| What to work on |
Gather all lines from the material that contain the word "this".
>> Start Records supplied
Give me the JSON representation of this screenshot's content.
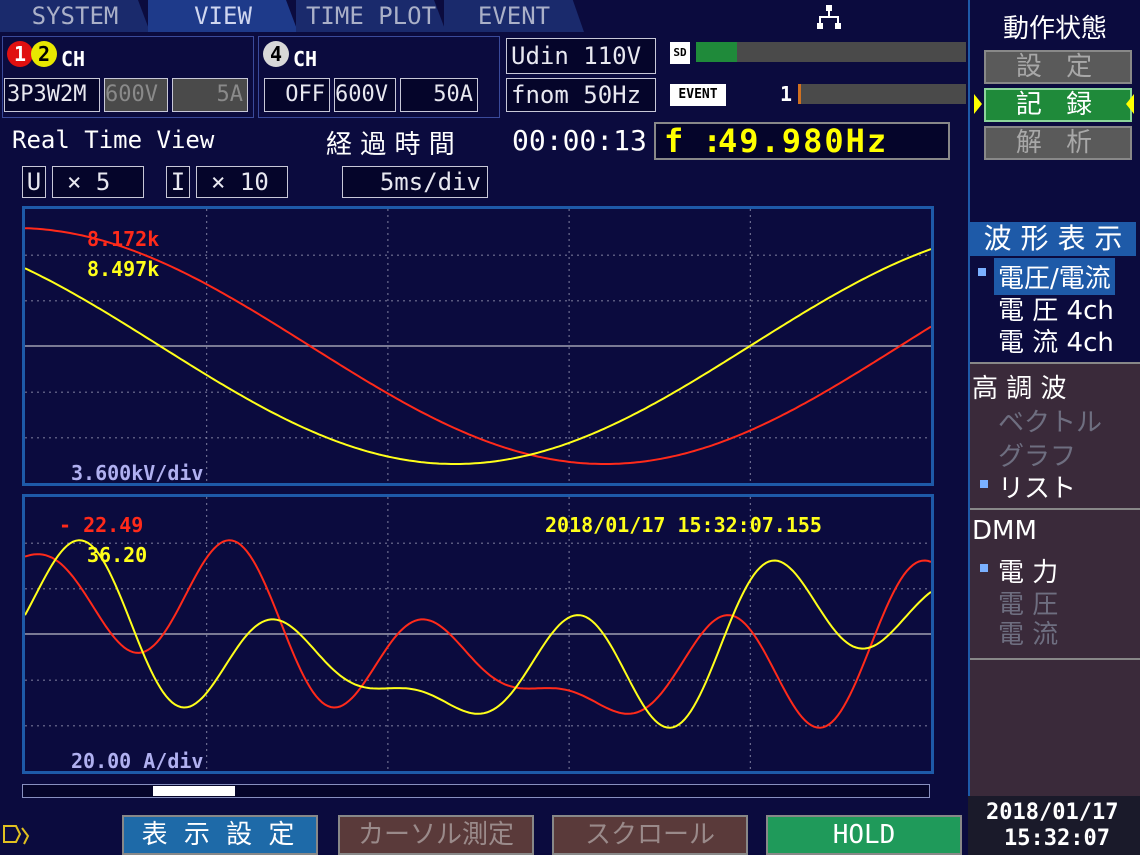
{
  "tabs": [
    "SYSTEM",
    "VIEW",
    "TIME PLOT",
    "EVENT"
  ],
  "active_tab": "VIEW",
  "ch12": {
    "icon1": "1",
    "icon2": "2",
    "label": "CH",
    "wiring": "3P3W2M",
    "volt_range": "600V",
    "curr_range": "5A"
  },
  "ch4": {
    "icon": "4",
    "label": "CH",
    "state": "OFF",
    "volt_range": "600V",
    "curr_range": "50A"
  },
  "udin": "Udin 110V",
  "fnom": "fnom  50Hz",
  "sd_label": "SD",
  "event_label": "EVENT",
  "event_count": "1",
  "network_icon": "network-icon",
  "view_title": "Real Time View",
  "elapsed_label": "経 過 時 間",
  "elapsed_time": "00:00:13",
  "freq_label": "f :",
  "freq_value": "49.980Hz",
  "zoom": {
    "u_label": "U",
    "u_value": "× 5",
    "i_label": "I",
    "i_value": "× 10",
    "timebase": "5ms/div"
  },
  "voltage_plot": {
    "red_value": "8.172k",
    "yellow_value": "8.497k",
    "scale": "3.600kV/div"
  },
  "current_plot": {
    "red_value": "- 22.49",
    "yellow_value": "36.20",
    "scale": "20.00 A/div",
    "timestamp": "2018/01/17  15:32:07.155"
  },
  "status_panel": {
    "title": "動作状態",
    "buttons": [
      "設 定",
      "記 録",
      "解 析"
    ],
    "active": "記 録"
  },
  "waveform_menu": {
    "title": "波 形 表 示",
    "items": [
      "電圧/電流",
      "電 圧 4ch",
      "電 流 4ch"
    ],
    "selected": "電圧/電流"
  },
  "harmonic_menu": {
    "title": "高 調 波",
    "items": [
      "ベクトル",
      "グラフ",
      "リスト"
    ],
    "selected": "リスト"
  },
  "dmm_menu": {
    "title": "DMM",
    "items": [
      "電 力",
      "電 圧",
      "電 流"
    ],
    "selected": "電 力"
  },
  "softkeys": [
    "表 示 設 定",
    "カーソル測定",
    "スクロール",
    "HOLD"
  ],
  "clock": {
    "date": "2018/01/17",
    "time": "15:32:07"
  },
  "colors": {
    "voltage_red": "#ff2a1a",
    "current_yellow": "#ffff1a",
    "accent_green": "#1f8a3a",
    "frame_blue": "#1e5aa8",
    "freq_yellow": "#ffff00"
  }
}
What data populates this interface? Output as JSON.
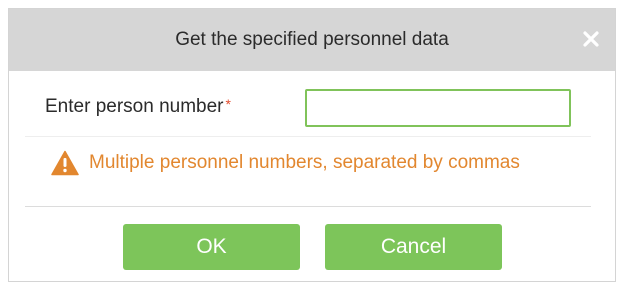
>> End Records supplied
| Exercise solution |
Give me the JSON representation of this screenshot's content.
What data populates this interface? Output as JSON.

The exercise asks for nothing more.